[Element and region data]
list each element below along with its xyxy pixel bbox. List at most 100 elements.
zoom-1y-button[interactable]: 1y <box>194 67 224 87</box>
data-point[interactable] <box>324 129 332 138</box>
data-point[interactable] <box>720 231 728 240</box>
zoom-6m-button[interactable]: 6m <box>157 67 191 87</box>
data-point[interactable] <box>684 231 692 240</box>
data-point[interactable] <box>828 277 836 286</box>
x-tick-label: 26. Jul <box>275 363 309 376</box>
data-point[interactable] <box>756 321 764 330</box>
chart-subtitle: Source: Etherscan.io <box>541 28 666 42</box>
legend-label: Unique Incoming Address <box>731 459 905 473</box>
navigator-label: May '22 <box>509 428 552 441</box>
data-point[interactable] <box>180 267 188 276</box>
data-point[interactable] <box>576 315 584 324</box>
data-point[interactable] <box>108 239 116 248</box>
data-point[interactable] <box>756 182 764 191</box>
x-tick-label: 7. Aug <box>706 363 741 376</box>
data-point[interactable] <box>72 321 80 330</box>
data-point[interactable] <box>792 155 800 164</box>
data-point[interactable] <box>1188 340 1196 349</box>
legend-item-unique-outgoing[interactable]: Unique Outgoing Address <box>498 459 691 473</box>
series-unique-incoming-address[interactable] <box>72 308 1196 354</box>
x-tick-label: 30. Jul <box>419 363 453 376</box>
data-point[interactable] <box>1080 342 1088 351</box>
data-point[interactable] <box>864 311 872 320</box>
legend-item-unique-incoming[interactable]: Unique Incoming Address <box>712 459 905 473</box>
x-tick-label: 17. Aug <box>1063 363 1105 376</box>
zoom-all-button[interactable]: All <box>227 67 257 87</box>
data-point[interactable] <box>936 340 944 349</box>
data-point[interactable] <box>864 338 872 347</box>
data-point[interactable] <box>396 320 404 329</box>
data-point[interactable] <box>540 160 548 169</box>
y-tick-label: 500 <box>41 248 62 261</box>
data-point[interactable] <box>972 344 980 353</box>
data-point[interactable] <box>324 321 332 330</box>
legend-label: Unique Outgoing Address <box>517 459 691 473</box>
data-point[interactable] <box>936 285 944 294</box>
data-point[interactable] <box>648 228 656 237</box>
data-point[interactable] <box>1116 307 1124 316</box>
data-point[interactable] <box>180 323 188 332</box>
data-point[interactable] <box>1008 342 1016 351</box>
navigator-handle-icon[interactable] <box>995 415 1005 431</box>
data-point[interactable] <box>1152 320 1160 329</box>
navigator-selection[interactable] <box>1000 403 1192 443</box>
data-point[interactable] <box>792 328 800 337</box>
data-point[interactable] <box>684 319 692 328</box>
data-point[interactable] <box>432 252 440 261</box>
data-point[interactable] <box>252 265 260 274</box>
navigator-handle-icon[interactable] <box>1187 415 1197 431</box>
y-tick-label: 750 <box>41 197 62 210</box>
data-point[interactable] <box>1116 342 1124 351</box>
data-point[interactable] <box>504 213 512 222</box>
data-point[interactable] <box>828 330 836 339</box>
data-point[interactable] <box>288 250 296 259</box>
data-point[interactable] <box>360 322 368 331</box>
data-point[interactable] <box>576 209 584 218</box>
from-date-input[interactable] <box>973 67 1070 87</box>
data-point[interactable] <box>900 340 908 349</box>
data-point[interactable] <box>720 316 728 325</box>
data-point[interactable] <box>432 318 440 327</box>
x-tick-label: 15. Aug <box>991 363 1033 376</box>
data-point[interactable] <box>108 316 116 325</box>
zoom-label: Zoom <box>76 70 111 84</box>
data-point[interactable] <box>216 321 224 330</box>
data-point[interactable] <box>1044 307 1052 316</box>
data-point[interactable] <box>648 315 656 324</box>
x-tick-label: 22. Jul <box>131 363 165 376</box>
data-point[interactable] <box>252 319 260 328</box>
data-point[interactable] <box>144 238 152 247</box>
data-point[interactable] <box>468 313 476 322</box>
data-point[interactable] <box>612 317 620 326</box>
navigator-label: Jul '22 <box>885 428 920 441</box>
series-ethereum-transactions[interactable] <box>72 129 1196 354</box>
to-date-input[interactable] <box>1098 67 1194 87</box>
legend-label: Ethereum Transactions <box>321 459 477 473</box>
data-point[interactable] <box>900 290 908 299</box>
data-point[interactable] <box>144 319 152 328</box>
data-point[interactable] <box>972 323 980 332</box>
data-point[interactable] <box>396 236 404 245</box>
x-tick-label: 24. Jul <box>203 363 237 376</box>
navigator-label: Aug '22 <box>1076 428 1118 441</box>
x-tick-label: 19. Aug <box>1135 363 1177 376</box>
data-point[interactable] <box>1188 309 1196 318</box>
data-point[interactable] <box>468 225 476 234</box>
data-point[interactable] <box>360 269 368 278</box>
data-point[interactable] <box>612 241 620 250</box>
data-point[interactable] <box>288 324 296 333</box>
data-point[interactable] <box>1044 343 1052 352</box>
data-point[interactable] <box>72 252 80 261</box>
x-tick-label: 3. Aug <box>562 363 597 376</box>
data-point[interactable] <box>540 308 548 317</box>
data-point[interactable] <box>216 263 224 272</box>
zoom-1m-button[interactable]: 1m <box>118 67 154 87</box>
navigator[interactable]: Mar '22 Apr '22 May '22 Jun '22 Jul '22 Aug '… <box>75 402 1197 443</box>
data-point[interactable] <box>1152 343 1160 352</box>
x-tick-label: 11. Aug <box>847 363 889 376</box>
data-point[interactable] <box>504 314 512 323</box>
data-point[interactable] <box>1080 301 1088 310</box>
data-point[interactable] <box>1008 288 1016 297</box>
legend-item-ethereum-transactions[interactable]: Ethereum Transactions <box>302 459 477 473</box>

◆ Exercise objective: Copy the items word for word, starting with the first line and ending with the line that contains "data-point[interactable] <box>720 231", including both of those lines.

◆ Solution for this exercise:
list each element below along with its xyxy pixel bbox. List at most 100 elements.
zoom-1y-button[interactable]: 1y <box>194 67 224 87</box>
data-point[interactable] <box>324 129 332 138</box>
data-point[interactable] <box>720 231 728 240</box>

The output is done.